■ **INSTRUCTIONS TO FOLLOW**
Work through the listing below and count the lines that hold "ozone". Answer with the number alone.

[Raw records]
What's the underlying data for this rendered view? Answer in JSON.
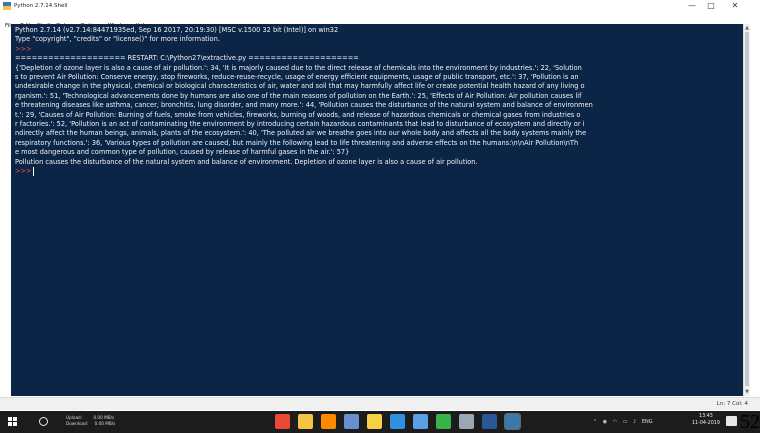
{
  "window": {
    "title": "Python 2.7.14 Shell",
    "controls": {
      "minimize": "—",
      "maximize": "□",
      "close": "✕"
    }
  },
  "menu": [
    "File",
    "Edit",
    "Shell",
    "Debug",
    "Options",
    "Window",
    "Help"
  ],
  "shell": {
    "lines": [
      {
        "text": "Python 2.7.14 (v2.7.14:84471935ed, Sep 16 2017, 20:19:30) [MSC v.1500 32 bit (Intel)] on win32",
        "color": "w"
      },
      {
        "text": "Type \"copyright\", \"credits\" or \"license()\" for more information.",
        "color": "w"
      },
      {
        "text": ">>>",
        "color": "r"
      },
      {
        "text": "==================== RESTART: C:\\Python27\\extractive.py ====================",
        "color": "w"
      },
      {
        "text": "{'Depletion of ozone layer is also a cause of air pollution.': 34, 'It is majorly caused due to the direct release of chemicals into the environment by industries.': 22, 'Solution",
        "color": "w"
      },
      {
        "text": "s to prevent Air Pollution: Conserve energy, stop fireworks, reduce-reuse-recycle, usage of energy efficient equipments, usage of public transport, etc.': 37, 'Pollution is an",
        "color": "w"
      },
      {
        "text": "undesirable change in the physical, chemical or biological characteristics of air, water and soil that may harmfully affect life or create potential health hazard of any living o",
        "color": "w"
      },
      {
        "text": "rganism.': 51, 'Technological advancements done by humans are also one of the main reasons of pollution on the Earth.': 25, 'Effects of Air Pollution: Air pollution causes lif",
        "color": "w"
      },
      {
        "text": "e threatening diseases like asthma, cancer, bronchitis, lung disorder, and many more.': 44, 'Pollution causes the disturbance of the natural system and balance of environmen",
        "color": "w"
      },
      {
        "text": "t.': 29, 'Causes of Air Pollution: Burning of fuels, smoke from vehicles, fireworks, burning of woods, and release of hazardous chemicals or chemical gases from industries o",
        "color": "w"
      },
      {
        "text": "r factories.': 52, 'Pollution is an act of contaminating the environment by introducing certain hazardous contaminants that lead to disturbance of ecosystem and directly or i",
        "color": "w"
      },
      {
        "text": "ndirectly affect the human beings, animals, plants of the ecosystem.': 40, 'The polluted air we breathe goes into our whole body and affects all the body systems mainly the",
        "color": "w"
      },
      {
        "text": "respiratory functions.': 36, 'Various types of pollution are caused, but mainly the following lead to life threatening and adverse effects on the humans:\\n\\nAir Pollution\\nTh",
        "color": "w"
      },
      {
        "text": "e most dangerous and common type of pollution, caused by release of harmful gases in the air.': 57}",
        "color": "w"
      },
      {
        "text": " Pollution causes the disturbance of the natural system and balance of environment. Depletion of ozone layer is also a cause of air pollution.",
        "color": "w"
      },
      {
        "text": ">>>",
        "color": "r",
        "cursor": true
      }
    ]
  },
  "statusbar": {
    "position": "Ln: 7  Col: 4"
  },
  "taskbar": {
    "network": {
      "upload_label": "Upload:",
      "upload_value": "0.00 MB/s",
      "download_label": "Download:",
      "download_value": "0.00 MB/s"
    },
    "apps": [
      {
        "name": "chrome-icon",
        "color": "#e94a35"
      },
      {
        "name": "file-explorer-icon",
        "color": "#f4c542"
      },
      {
        "name": "firefox-icon",
        "color": "#ff8a00"
      },
      {
        "name": "people-icon",
        "color": "#6a8fcf"
      },
      {
        "name": "notes-icon",
        "color": "#f6d046"
      },
      {
        "name": "store-icon",
        "color": "#2f8fe0"
      },
      {
        "name": "photos-icon",
        "color": "#5aa0e6"
      },
      {
        "name": "music-icon",
        "color": "#37b34a"
      },
      {
        "name": "settings-icon",
        "color": "#9aa7b5"
      },
      {
        "name": "word-icon",
        "color": "#2b5797"
      },
      {
        "name": "python-idle-icon",
        "color": "#3c78aa",
        "active": true
      }
    ],
    "tray": {
      "language": "ENG",
      "time": "13:43",
      "date": "11-04-2019"
    }
  },
  "overlay_number": "520"
}
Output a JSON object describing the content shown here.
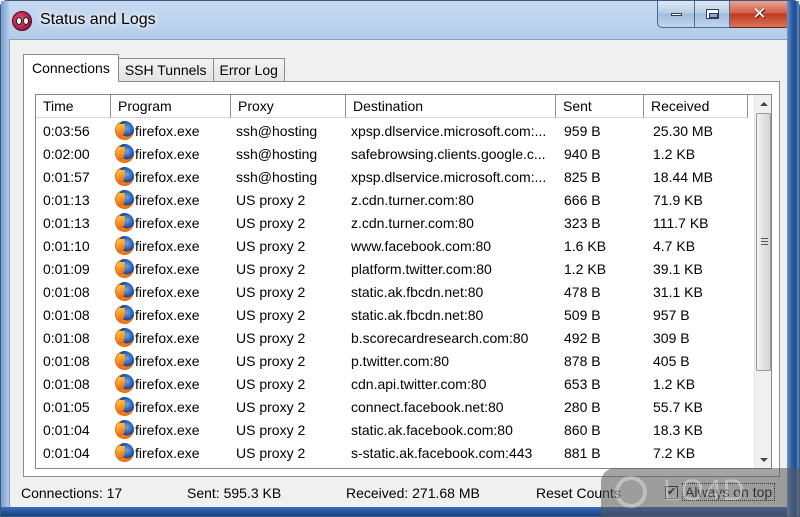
{
  "window": {
    "title": "Status and Logs",
    "app_icon": "proxifier-eyes-icon",
    "caption_buttons": [
      "minimize",
      "maximize",
      "close"
    ]
  },
  "tabs": [
    {
      "label": "Connections",
      "active": true
    },
    {
      "label": "SSH Tunnels",
      "active": false
    },
    {
      "label": "Error Log",
      "active": false
    }
  ],
  "table": {
    "columns": [
      "Time",
      "Program",
      "Proxy",
      "Destination",
      "Sent",
      "Received"
    ],
    "program_icon": "firefox-icon",
    "rows": [
      {
        "time": "0:03:56",
        "program": "firefox.exe",
        "proxy": "ssh@hosting",
        "destination": "xpsp.dlservice.microsoft.com:...",
        "sent": "959 B",
        "received": "25.30 MB"
      },
      {
        "time": "0:02:00",
        "program": "firefox.exe",
        "proxy": "ssh@hosting",
        "destination": "safebrowsing.clients.google.c...",
        "sent": "940 B",
        "received": "1.2 KB"
      },
      {
        "time": "0:01:57",
        "program": "firefox.exe",
        "proxy": "ssh@hosting",
        "destination": "xpsp.dlservice.microsoft.com:...",
        "sent": "825 B",
        "received": "18.44 MB"
      },
      {
        "time": "0:01:13",
        "program": "firefox.exe",
        "proxy": "US proxy 2",
        "destination": "z.cdn.turner.com:80",
        "sent": "666 B",
        "received": "71.9 KB"
      },
      {
        "time": "0:01:13",
        "program": "firefox.exe",
        "proxy": "US proxy 2",
        "destination": "z.cdn.turner.com:80",
        "sent": "323 B",
        "received": "111.7 KB"
      },
      {
        "time": "0:01:10",
        "program": "firefox.exe",
        "proxy": "US proxy 2",
        "destination": "www.facebook.com:80",
        "sent": "1.6 KB",
        "received": "4.7 KB"
      },
      {
        "time": "0:01:09",
        "program": "firefox.exe",
        "proxy": "US proxy 2",
        "destination": "platform.twitter.com:80",
        "sent": "1.2 KB",
        "received": "39.1 KB"
      },
      {
        "time": "0:01:08",
        "program": "firefox.exe",
        "proxy": "US proxy 2",
        "destination": "static.ak.fbcdn.net:80",
        "sent": "478 B",
        "received": "31.1 KB"
      },
      {
        "time": "0:01:08",
        "program": "firefox.exe",
        "proxy": "US proxy 2",
        "destination": "static.ak.fbcdn.net:80",
        "sent": "509 B",
        "received": "957 B"
      },
      {
        "time": "0:01:08",
        "program": "firefox.exe",
        "proxy": "US proxy 2",
        "destination": "b.scorecardresearch.com:80",
        "sent": "492 B",
        "received": "309 B"
      },
      {
        "time": "0:01:08",
        "program": "firefox.exe",
        "proxy": "US proxy 2",
        "destination": "p.twitter.com:80",
        "sent": "878 B",
        "received": "405 B"
      },
      {
        "time": "0:01:08",
        "program": "firefox.exe",
        "proxy": "US proxy 2",
        "destination": "cdn.api.twitter.com:80",
        "sent": "653 B",
        "received": "1.2 KB"
      },
      {
        "time": "0:01:05",
        "program": "firefox.exe",
        "proxy": "US proxy 2",
        "destination": "connect.facebook.net:80",
        "sent": "280 B",
        "received": "55.7 KB"
      },
      {
        "time": "0:01:04",
        "program": "firefox.exe",
        "proxy": "US proxy 2",
        "destination": "static.ak.facebook.com:80",
        "sent": "860 B",
        "received": "18.3 KB"
      },
      {
        "time": "0:01:04",
        "program": "firefox.exe",
        "proxy": "US proxy 2",
        "destination": "s-static.ak.facebook.com:443",
        "sent": "881 B",
        "received": "7.2 KB"
      }
    ]
  },
  "status": {
    "connections": "Connections: 17",
    "sent": "Sent:  595.3 KB",
    "received": "Received:  271.68 MB",
    "reset_label": "Reset Counts",
    "always_on_top_label": "Always on top",
    "always_on_top_checked": true,
    "check_mark": "✔"
  },
  "watermark": {
    "text": "LO4D"
  }
}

■ **ANSWER TO THIS TASK**
2